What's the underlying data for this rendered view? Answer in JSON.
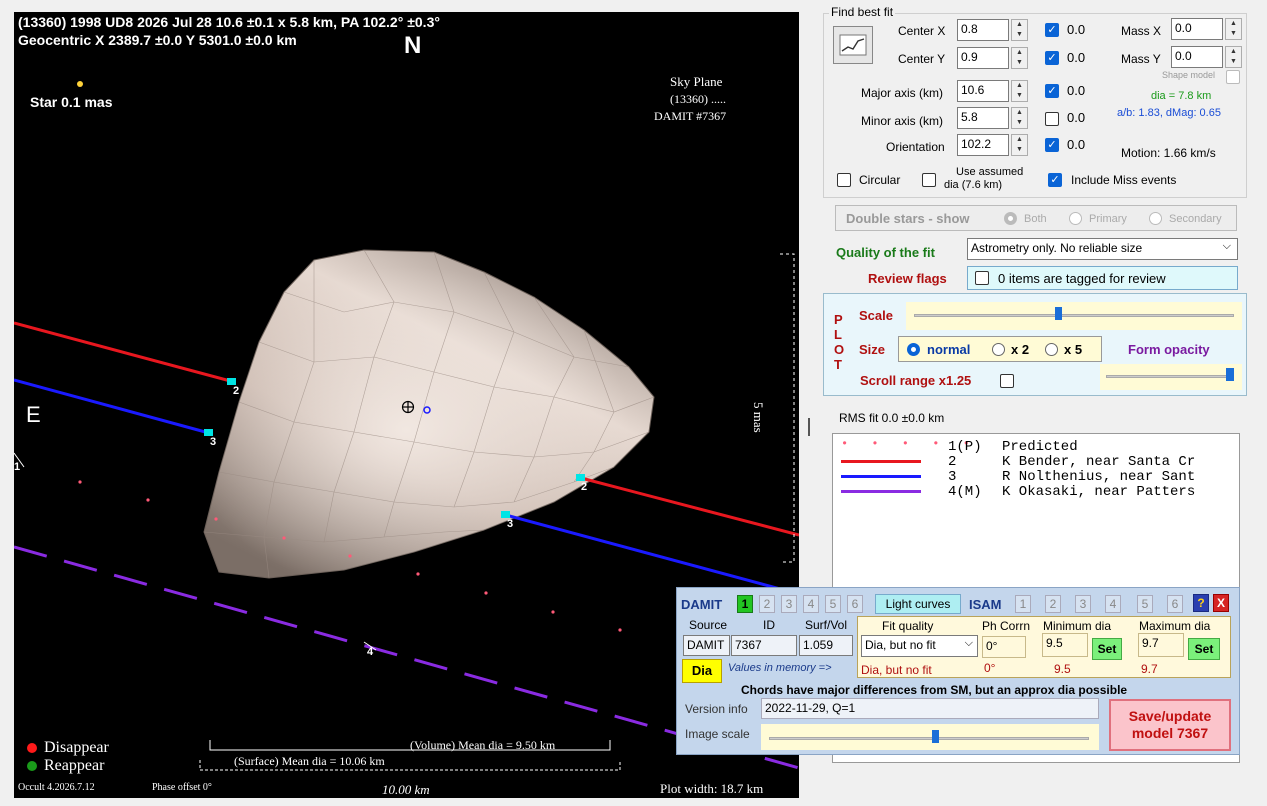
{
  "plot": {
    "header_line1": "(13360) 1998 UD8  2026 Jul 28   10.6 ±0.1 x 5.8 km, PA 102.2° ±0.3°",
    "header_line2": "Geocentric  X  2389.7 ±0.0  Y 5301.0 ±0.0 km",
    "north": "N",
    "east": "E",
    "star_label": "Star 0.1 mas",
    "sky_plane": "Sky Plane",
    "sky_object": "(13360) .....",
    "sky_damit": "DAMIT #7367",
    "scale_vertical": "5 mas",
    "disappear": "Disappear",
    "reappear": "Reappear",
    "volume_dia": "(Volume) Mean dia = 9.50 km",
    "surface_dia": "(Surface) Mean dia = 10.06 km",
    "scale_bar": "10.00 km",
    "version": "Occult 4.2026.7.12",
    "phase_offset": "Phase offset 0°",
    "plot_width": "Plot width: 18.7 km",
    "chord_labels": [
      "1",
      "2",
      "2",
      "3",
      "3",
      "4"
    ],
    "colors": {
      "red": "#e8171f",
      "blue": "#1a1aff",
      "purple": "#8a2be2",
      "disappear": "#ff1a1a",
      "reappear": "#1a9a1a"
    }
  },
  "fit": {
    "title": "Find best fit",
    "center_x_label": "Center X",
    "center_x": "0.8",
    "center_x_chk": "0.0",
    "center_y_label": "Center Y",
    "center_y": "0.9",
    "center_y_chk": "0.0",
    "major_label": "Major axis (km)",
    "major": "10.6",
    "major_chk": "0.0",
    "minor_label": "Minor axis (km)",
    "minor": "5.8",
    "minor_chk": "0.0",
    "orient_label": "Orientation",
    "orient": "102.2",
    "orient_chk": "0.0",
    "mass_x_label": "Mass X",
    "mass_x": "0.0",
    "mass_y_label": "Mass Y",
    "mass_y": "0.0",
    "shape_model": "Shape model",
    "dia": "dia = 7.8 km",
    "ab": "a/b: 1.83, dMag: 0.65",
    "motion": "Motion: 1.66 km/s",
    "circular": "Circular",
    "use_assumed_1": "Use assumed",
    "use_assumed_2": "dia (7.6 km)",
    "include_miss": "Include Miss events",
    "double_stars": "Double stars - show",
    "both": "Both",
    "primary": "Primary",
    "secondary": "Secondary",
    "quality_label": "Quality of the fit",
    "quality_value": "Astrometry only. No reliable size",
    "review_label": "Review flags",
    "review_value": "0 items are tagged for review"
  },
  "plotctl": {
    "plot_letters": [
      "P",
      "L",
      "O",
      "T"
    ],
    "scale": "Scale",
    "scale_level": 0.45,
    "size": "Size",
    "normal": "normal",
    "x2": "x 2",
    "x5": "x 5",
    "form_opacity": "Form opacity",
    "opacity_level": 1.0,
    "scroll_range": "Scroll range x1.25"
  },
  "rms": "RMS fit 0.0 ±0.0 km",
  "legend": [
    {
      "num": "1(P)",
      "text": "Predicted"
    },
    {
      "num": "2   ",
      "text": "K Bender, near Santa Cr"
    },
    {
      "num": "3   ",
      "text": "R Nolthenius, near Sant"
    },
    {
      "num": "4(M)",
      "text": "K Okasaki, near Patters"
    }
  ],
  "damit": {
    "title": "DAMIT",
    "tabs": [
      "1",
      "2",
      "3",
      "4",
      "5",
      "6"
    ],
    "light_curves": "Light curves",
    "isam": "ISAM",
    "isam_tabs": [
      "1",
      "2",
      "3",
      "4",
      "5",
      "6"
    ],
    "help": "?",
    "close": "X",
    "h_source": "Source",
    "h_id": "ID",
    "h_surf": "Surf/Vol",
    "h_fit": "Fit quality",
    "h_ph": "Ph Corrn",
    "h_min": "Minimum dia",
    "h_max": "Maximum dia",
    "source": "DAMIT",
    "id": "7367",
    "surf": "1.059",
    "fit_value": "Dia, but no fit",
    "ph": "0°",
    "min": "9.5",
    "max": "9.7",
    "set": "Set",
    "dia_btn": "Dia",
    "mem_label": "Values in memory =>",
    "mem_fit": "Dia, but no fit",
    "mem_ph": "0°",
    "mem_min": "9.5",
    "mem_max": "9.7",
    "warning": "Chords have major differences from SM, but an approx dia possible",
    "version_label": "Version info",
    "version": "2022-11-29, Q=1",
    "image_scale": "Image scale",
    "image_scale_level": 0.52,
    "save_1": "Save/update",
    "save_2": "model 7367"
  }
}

☆ ☆ ☆ ☆ ☆ ☆ ☆

Write out the entries above verbatim; the pictures do not belong in your copy.

What's the underlying data for this rendered view? Answer in JSON.
{
  "plot": {
    "header_line1": "(13360) 1998 UD8  2026 Jul 28   10.6 ±0.1 x 5.8 km, PA 102.2° ±0.3°",
    "header_line2": "Geocentric  X  2389.7 ±0.0  Y 5301.0 ±0.0 km",
    "north": "N",
    "east": "E",
    "star_label": "Star 0.1 mas",
    "sky_plane": "Sky Plane",
    "sky_object": "(13360) .....",
    "sky_damit": "DAMIT #7367",
    "scale_vertical": "5 mas",
    "disappear": "Disappear",
    "reappear": "Reappear",
    "volume_dia": "(Volume) Mean dia = 9.50 km",
    "surface_dia": "(Surface) Mean dia = 10.06 km",
    "scale_bar": "10.00 km",
    "version": "Occult 4.2026.7.12",
    "phase_offset": "Phase offset 0°",
    "plot_width": "Plot width: 18.7 km",
    "chord_labels": [
      "1",
      "2",
      "2",
      "3",
      "3",
      "4"
    ],
    "colors": {
      "red": "#e8171f",
      "blue": "#1a1aff",
      "purple": "#8a2be2",
      "disappear": "#ff1a1a",
      "reappear": "#1a9a1a"
    }
  },
  "fit": {
    "title": "Find best fit",
    "center_x_label": "Center X",
    "center_x": "0.8",
    "center_x_chk": "0.0",
    "center_y_label": "Center Y",
    "center_y": "0.9",
    "center_y_chk": "0.0",
    "major_label": "Major axis (km)",
    "major": "10.6",
    "major_chk": "0.0",
    "minor_label": "Minor axis (km)",
    "minor": "5.8",
    "minor_chk": "0.0",
    "orient_label": "Orientation",
    "orient": "102.2",
    "orient_chk": "0.0",
    "mass_x_label": "Mass X",
    "mass_x": "0.0",
    "mass_y_label": "Mass Y",
    "mass_y": "0.0",
    "shape_model": "Shape model",
    "dia": "dia = 7.8 km",
    "ab": "a/b: 1.83, dMag: 0.65",
    "motion": "Motion: 1.66 km/s",
    "circular": "Circular",
    "use_assumed_1": "Use assumed",
    "use_assumed_2": "dia (7.6 km)",
    "include_miss": "Include Miss events",
    "double_stars": "Double stars - show",
    "both": "Both",
    "primary": "Primary",
    "secondary": "Secondary",
    "quality_label": "Quality of the fit",
    "quality_value": "Astrometry only. No reliable size",
    "review_label": "Review flags",
    "review_value": "0 items are tagged for review"
  },
  "plotctl": {
    "plot_letters": [
      "P",
      "L",
      "O",
      "T"
    ],
    "scale": "Scale",
    "scale_level": 0.45,
    "size": "Size",
    "normal": "normal",
    "x2": "x 2",
    "x5": "x 5",
    "form_opacity": "Form opacity",
    "opacity_level": 1.0,
    "scroll_range": "Scroll range x1.25"
  },
  "rms": "RMS fit 0.0 ±0.0 km",
  "legend": [
    {
      "num": "1(P)",
      "text": "Predicted"
    },
    {
      "num": "2   ",
      "text": "K Bender, near Santa Cr"
    },
    {
      "num": "3   ",
      "text": "R Nolthenius, near Sant"
    },
    {
      "num": "4(M)",
      "text": "K Okasaki, near Patters"
    }
  ],
  "damit": {
    "title": "DAMIT",
    "tabs": [
      "1",
      "2",
      "3",
      "4",
      "5",
      "6"
    ],
    "light_curves": "Light curves",
    "isam": "ISAM",
    "isam_tabs": [
      "1",
      "2",
      "3",
      "4",
      "5",
      "6"
    ],
    "help": "?",
    "close": "X",
    "h_source": "Source",
    "h_id": "ID",
    "h_surf": "Surf/Vol",
    "h_fit": "Fit quality",
    "h_ph": "Ph Corrn",
    "h_min": "Minimum dia",
    "h_max": "Maximum dia",
    "source": "DAMIT",
    "id": "7367",
    "surf": "1.059",
    "fit_value": "Dia, but no fit",
    "ph": "0°",
    "min": "9.5",
    "max": "9.7",
    "set": "Set",
    "dia_btn": "Dia",
    "mem_label": "Values in memory =>",
    "mem_fit": "Dia, but no fit",
    "mem_ph": "0°",
    "mem_min": "9.5",
    "mem_max": "9.7",
    "warning": "Chords have major differences from SM, but an approx dia possible",
    "version_label": "Version info",
    "version": "2022-11-29, Q=1",
    "image_scale": "Image scale",
    "image_scale_level": 0.52,
    "save_1": "Save/update",
    "save_2": "model 7367"
  }
}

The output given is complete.